## PROBLEM TO SOLVE
Without the pictures, repeat the listing character for character.

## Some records
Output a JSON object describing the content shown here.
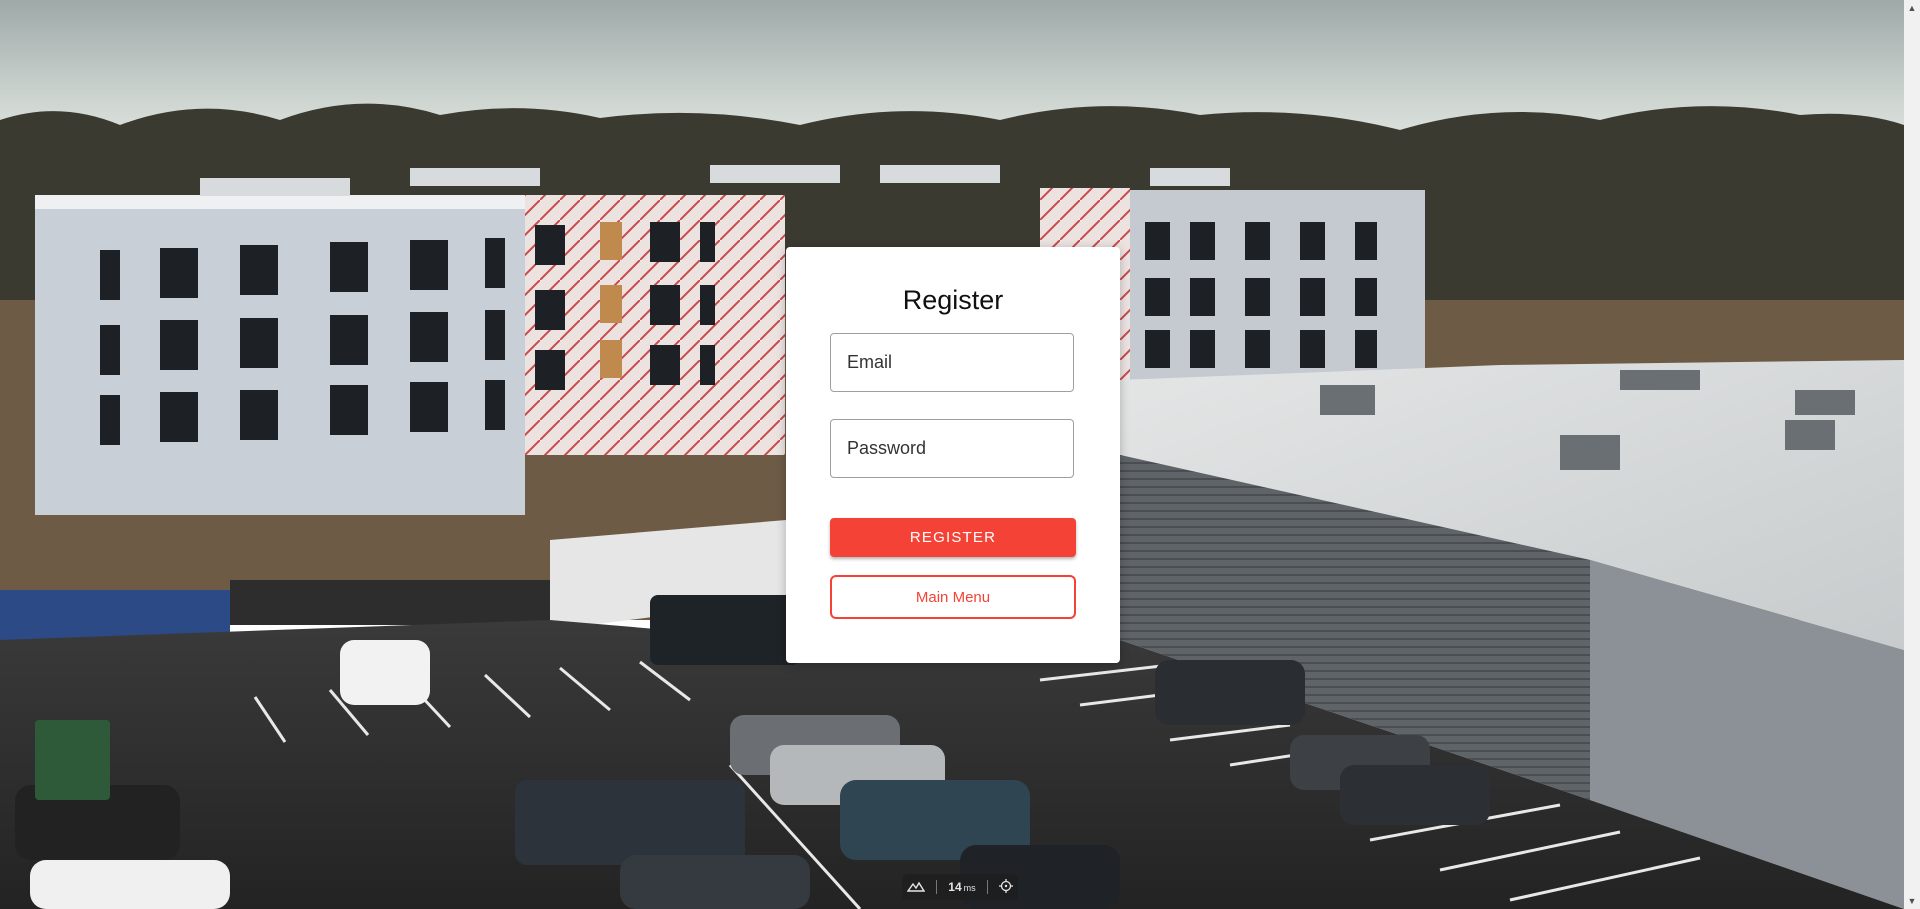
{
  "register_card": {
    "title": "Register",
    "email_placeholder": "Email",
    "password_placeholder": "Password",
    "register_button": "REGISTER",
    "main_menu_button": "Main Menu"
  },
  "stats_overlay": {
    "frame_time_value": "14",
    "frame_time_unit": "ms",
    "icons": [
      "mountain-icon",
      "target-icon"
    ]
  },
  "colors": {
    "accent": "#f44336",
    "card_background": "#ffffff"
  }
}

## FULL OUTPUT
Output a JSON object describing the content shown here.
{
  "register_card": {
    "title": "Register",
    "email_placeholder": "Email",
    "password_placeholder": "Password",
    "register_button": "REGISTER",
    "main_menu_button": "Main Menu"
  },
  "stats_overlay": {
    "frame_time_value": "14",
    "frame_time_unit": "ms",
    "icons": [
      "mountain-icon",
      "target-icon"
    ]
  },
  "colors": {
    "accent": "#f44336",
    "card_background": "#ffffff"
  }
}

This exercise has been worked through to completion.